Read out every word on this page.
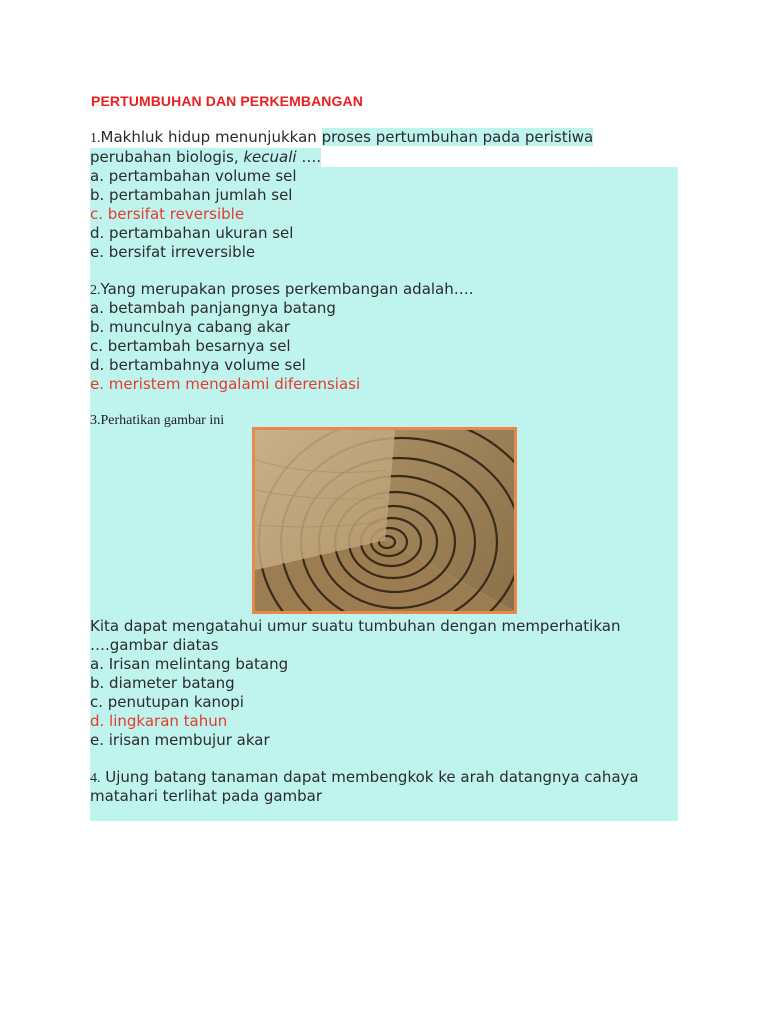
PERTUMBUHAN DAN PERKEMBANGAN
1.Makhluk hidup menunjukkan proses pertumbuhan pada peristiwa
perubahan biologis, kecuali ….
a. pertambahan volume sel
b. pertambahan jumlah sel
c. bersifat reversible
d. pertambahan ukuran sel
e. bersifat irreversible
2.Yang merupakan proses perkembangan adalah….
a. betambah panjangnya batang
b. munculnya cabang akar
c. bertambah besarnya sel
d. bertambahnya volume sel
e. meristem mengalami diferensiasi
3.Perhatikan gambar ini
Kita dapat mengatahui umur suatu tumbuhan dengan memperhatikan
….gambar diatas
a. Irisan melintang batang
b. diameter batang
c. penutupan kanopi
d. lingkaran tahun
e. irisan membujur akar
4. Ujung batang tanaman dapat membengkok ke arah datangnya cahaya
matahari terlihat pada gambar
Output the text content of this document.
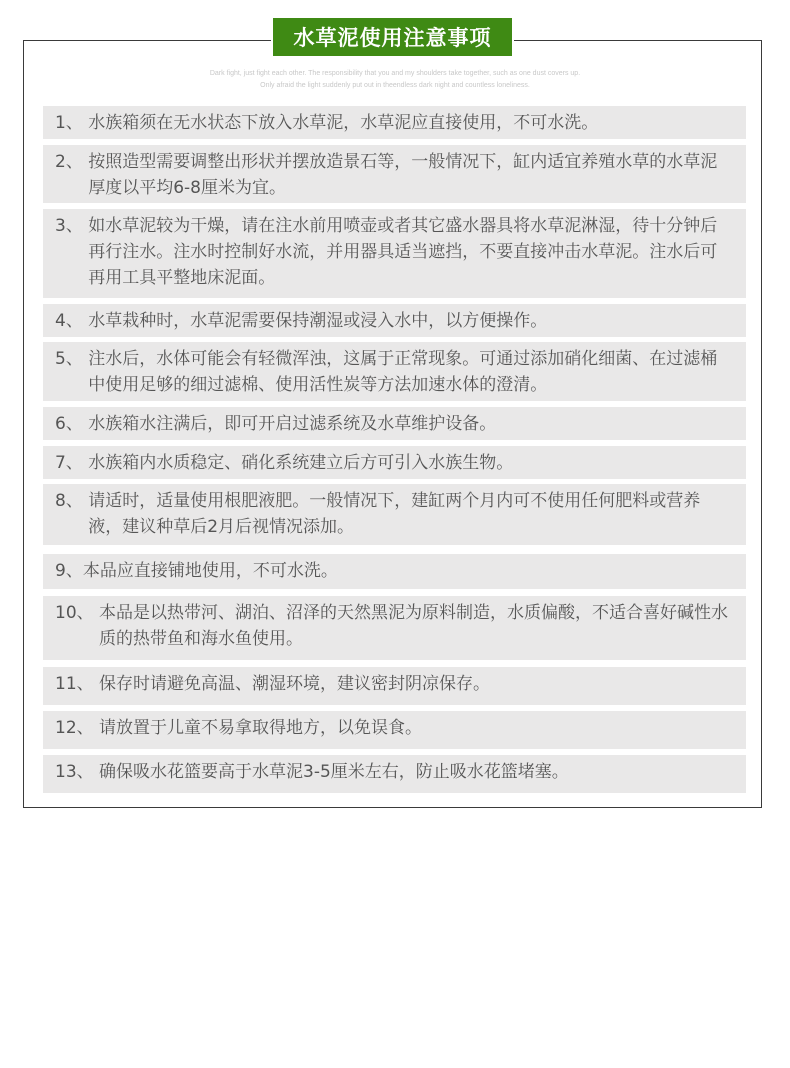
水草泥使用注意事项
Dark fight, just fight each other. The responsibility that you and my shoulders take together, such as one dust covers up.
Only afraid the light suddenly put out in theendless dark night and countless loneliness.
1、 水族箱须在无水状态下放入水草泥，水草泥应直接使用，不可水洗。
2、 按照造型需要调整出形状并摆放造景石等，一般情况下，缸内适宜养殖水草的水草泥厚度以平均6-8厘米为宜。
3、 如水草泥较为干燥，请在注水前用喷壶或者其它盛水器具将水草泥淋湿，待十分钟后再行注水。注水时控制好水流，并用器具适当遮挡，不要直接冲击水草泥。注水后可再用工具平整地床泥面。
4、 水草栽种时，水草泥需要保持潮湿或浸入水中，以方便操作。
5、 注水后，水体可能会有轻微浑浊，这属于正常现象。可通过添加硝化细菌、在过滤桶中使用足够的细过滤棉、使用活性炭等方法加速水体的澄清。
6、 水族箱水注满后，即可开启过滤系统及水草维护设备。
7、 水族箱内水质稳定、硝化系统建立后方可引入水族生物。
8、 请适时，适量使用根肥液肥。一般情况下，建缸两个月内可不使用任何肥料或营养液，建议种草后2月后视情况添加。
9、 本品应直接铺地使用，不可水洗。
10、 本品是以热带河、湖泊、沼泽的天然黑泥为原料制造，水质偏酸，不适合喜好碱性水质的热带鱼和海水鱼使用。
11、 保存时请避免高温、潮湿环境，建议密封阴凉保存。
12、 请放置于儿童不易拿取得地方，以免误食。
13、 确保吸水花篮要高于水草泥3-5厘米左右，防止吸水花篮堵塞。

------------------------------------

**Exercise description**
Return every line of the records exactly as given, pictures excluded.

**Result below**
Read out every word on this page.
PERTUMBUHAN DAN PERKEMBANGAN
1.Makhluk hidup menunjukkan proses pertumbuhan pada peristiwa
perubahan biologis, kecuali ….
a. pertambahan volume sel
b. pertambahan jumlah sel
c. bersifat reversible
d. pertambahan ukuran sel
e. bersifat irreversible
2.Yang merupakan proses perkembangan adalah….
a. betambah panjangnya batang
b. munculnya cabang akar
c. bertambah besarnya sel
d. bertambahnya volume sel
e. meristem mengalami diferensiasi
3.Perhatikan gambar ini
Kita dapat mengatahui umur suatu tumbuhan dengan memperhatikan
….gambar diatas
a. Irisan melintang batang
b. diameter batang
c. penutupan kanopi
d. lingkaran tahun
e. irisan membujur akar
4. Ujung batang tanaman dapat membengkok ke arah datangnya cahaya
matahari terlihat pada gambar
Output the text content of this document.
水草泥使用注意事项
Dark fight, just fight each other. The responsibility that you and my shoulders take together, such as one dust covers up.
Only afraid the light suddenly put out in theendless dark night and countless loneliness.
1、 水族箱须在无水状态下放入水草泥，水草泥应直接使用，不可水洗。
2、 按照造型需要调整出形状并摆放造景石等，一般情况下，缸内适宜养殖水草的水草泥厚度以平均6-8厘米为宜。
3、 如水草泥较为干燥，请在注水前用喷壶或者其它盛水器具将水草泥淋湿，待十分钟后再行注水。注水时控制好水流，并用器具适当遮挡，不要直接冲击水草泥。注水后可再用工具平整地床泥面。
4、 水草栽种时，水草泥需要保持潮湿或浸入水中，以方便操作。
5、 注水后，水体可能会有轻微浑浊，这属于正常现象。可通过添加硝化细菌、在过滤桶中使用足够的细过滤棉、使用活性炭等方法加速水体的澄清。
6、 水族箱水注满后，即可开启过滤系统及水草维护设备。
7、 水族箱内水质稳定、硝化系统建立后方可引入水族生物。
8、 请适时，适量使用根肥液肥。一般情况下，建缸两个月内可不使用任何肥料或营养液，建议种草后2月后视情况添加。
9、 本品应直接铺地使用，不可水洗。
10、 本品是以热带河、湖泊、沼泽的天然黑泥为原料制造，水质偏酸，不适合喜好碱性水质的热带鱼和海水鱼使用。
11、 保存时请避免高温、潮湿环境，建议密封阴凉保存。
12、 请放置于儿童不易拿取得地方，以免误食。
13、 确保吸水花篮要高于水草泥3-5厘米左右，防止吸水花篮堵塞。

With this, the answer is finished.